start PAGE EXTRACT

As we are on most Thursday nights of hapless downtown drunkitude, Tony and I are squinting at the walls in search of a sign to tell us just when we are. Fortunately, on this occasion there's a poster.
"You see us as you want to see us … in the simplest of terms, in the most convenient definitions," it reads in barely legible scribble next to some pack of brats. "But what we found out is each one of us is a brain, and an athlete, and a basket case, a princess, and a criminal. Does that answer your question? Sincerely yours, the Breakfast Club."
Within moments, each of us has one index finger glued to either Ally Sheedy or Molly Ringwald before a shared connecting glance draws both of our hands in the direction of Anthony Michael Hall. I'm demented, he's sad, and we're not at the Social. No, tonight marks the second installment of a Church Street concept anomaly, Deca-Dance, an affair that is meant to convert the upper-crust mahogany of 23 into a multimedia smirk of synthesized megalomania and pastel blazers. But as exciting a prospect as an irony-free '80s night in Orlando might seem in our immediate blurts of know-it-all contextualization, the presence of a Goonies poster next to an Anarchy in the U.K. poster next to a Mötley Crüe: Decade of Decadence poster — each slapped to the wall at varying angles — doesn't bode well for the proceedings. Nor does the fact that — except for the staff draped in striped tube dresses (girls) and headbands (boys) — there is nobody here.

end PAGE EXTRACT

▶ [SET TASKS]:
**a)** From the Deca-Dance article, set down the passage between "As we are on" and "there's a poster.", inclusive.
**b)** Update the entries from their first line through the line holding "legend-label: 20 [581, 304, 590, 312]", inclusive, changing "legend-swatch" to "color-swatch" and leaving everything else unchanged. Return only those lines.

start DATA

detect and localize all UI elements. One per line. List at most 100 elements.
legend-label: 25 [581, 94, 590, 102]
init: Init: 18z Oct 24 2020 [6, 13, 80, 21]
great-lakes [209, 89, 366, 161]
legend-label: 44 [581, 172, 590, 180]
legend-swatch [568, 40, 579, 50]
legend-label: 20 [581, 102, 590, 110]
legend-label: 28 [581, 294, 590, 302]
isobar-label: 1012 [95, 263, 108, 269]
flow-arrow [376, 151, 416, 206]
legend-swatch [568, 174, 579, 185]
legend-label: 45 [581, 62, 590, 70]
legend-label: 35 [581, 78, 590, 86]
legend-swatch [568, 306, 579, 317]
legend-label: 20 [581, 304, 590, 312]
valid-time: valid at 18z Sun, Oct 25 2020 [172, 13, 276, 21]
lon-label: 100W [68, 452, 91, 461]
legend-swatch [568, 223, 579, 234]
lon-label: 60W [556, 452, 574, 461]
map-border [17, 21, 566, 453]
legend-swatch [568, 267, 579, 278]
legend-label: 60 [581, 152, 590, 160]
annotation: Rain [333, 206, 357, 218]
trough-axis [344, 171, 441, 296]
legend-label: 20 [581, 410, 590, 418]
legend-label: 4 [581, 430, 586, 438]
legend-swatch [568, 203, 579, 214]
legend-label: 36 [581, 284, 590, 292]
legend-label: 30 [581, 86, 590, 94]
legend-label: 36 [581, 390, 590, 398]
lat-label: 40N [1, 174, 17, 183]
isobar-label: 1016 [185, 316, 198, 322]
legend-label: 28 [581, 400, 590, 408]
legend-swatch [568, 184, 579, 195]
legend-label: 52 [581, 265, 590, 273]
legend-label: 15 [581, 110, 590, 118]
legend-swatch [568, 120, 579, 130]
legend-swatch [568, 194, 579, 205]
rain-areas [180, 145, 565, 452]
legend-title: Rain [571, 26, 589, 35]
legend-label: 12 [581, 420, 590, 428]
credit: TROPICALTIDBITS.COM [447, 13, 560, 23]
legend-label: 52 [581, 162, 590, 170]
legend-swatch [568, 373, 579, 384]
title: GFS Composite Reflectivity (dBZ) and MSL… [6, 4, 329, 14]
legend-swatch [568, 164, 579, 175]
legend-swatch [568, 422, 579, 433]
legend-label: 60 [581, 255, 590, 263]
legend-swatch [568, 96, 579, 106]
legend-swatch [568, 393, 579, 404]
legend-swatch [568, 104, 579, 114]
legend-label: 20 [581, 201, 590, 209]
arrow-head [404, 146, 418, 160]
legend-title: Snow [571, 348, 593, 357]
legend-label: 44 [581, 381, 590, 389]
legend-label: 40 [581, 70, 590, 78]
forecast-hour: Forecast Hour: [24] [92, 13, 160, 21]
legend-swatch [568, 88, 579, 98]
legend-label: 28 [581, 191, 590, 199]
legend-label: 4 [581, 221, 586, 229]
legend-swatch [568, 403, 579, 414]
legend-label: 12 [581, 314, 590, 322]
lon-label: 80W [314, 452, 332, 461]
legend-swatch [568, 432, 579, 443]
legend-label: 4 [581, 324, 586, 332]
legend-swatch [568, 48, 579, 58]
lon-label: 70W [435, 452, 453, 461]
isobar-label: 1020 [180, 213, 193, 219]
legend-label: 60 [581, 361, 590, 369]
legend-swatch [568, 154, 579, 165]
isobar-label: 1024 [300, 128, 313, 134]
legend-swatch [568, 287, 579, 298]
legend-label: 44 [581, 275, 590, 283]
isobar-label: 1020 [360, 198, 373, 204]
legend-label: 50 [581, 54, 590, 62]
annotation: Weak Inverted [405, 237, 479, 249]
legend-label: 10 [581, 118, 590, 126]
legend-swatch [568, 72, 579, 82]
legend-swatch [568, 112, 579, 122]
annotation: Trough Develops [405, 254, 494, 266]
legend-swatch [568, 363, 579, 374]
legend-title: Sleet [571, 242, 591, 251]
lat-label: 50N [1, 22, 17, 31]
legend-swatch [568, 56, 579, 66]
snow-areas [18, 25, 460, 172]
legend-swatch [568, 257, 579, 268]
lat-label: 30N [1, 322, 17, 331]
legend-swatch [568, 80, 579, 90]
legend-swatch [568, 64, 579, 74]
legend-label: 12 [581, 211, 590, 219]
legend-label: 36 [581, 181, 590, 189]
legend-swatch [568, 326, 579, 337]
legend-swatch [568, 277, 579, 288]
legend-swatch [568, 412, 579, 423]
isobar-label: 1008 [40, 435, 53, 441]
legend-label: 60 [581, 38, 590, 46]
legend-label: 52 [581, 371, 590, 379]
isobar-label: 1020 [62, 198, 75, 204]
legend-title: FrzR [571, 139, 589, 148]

end DATA

▶ [ANSWERS]:
**a)**
As we are on most Thursday nights of hapless downtown drunkitude, Tony and I are squinting at the walls in search of a sign to tell us just when we are. Fortunately, on this occasion there's a poster.

**b)**
detect and localize all UI elements. One per line. List at most 100 elements.
legend-label: 25 [581, 94, 590, 102]
init: Init: 18z Oct 24 2020 [6, 13, 80, 21]
great-lakes [209, 89, 366, 161]
legend-label: 44 [581, 172, 590, 180]
color-swatch [568, 40, 579, 50]
legend-label: 20 [581, 102, 590, 110]
legend-label: 28 [581, 294, 590, 302]
isobar-label: 1012 [95, 263, 108, 269]
flow-arrow [376, 151, 416, 206]
color-swatch [568, 174, 579, 185]
legend-label: 45 [581, 62, 590, 70]
legend-label: 35 [581, 78, 590, 86]
color-swatch [568, 306, 579, 317]
legend-label: 20 [581, 304, 590, 312]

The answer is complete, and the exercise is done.